# ENTRIES
——

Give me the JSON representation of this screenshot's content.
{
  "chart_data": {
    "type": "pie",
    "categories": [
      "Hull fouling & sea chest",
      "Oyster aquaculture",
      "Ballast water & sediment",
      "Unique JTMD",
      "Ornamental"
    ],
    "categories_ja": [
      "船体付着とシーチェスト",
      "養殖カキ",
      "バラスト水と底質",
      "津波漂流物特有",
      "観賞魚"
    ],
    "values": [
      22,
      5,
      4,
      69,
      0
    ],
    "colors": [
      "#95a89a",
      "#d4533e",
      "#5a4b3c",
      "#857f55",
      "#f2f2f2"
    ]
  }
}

——

# TASK PROMPT
Repeat back the data above, exact to the last character.

# SOLUTION FOR THIS TASK
Give me the JSON representation of this screenshot's content.
{
  "chart_data": {
    "type": "pie",
    "categories": [
      "Hull fouling & sea chest",
      "Oyster aquaculture",
      "Ballast water & sediment",
      "Unique JTMD",
      "Ornamental"
    ],
    "categories_ja": [
      "船体付着とシーチェスト",
      "養殖カキ",
      "バラスト水と底質",
      "津波漂流物特有",
      "観賞魚"
    ],
    "values": [
      22,
      5,
      4,
      69,
      0
    ],
    "colors": [
      "#95a89a",
      "#d4533e",
      "#5a4b3c",
      "#857f55",
      "#f2f2f2"
    ]
  }
}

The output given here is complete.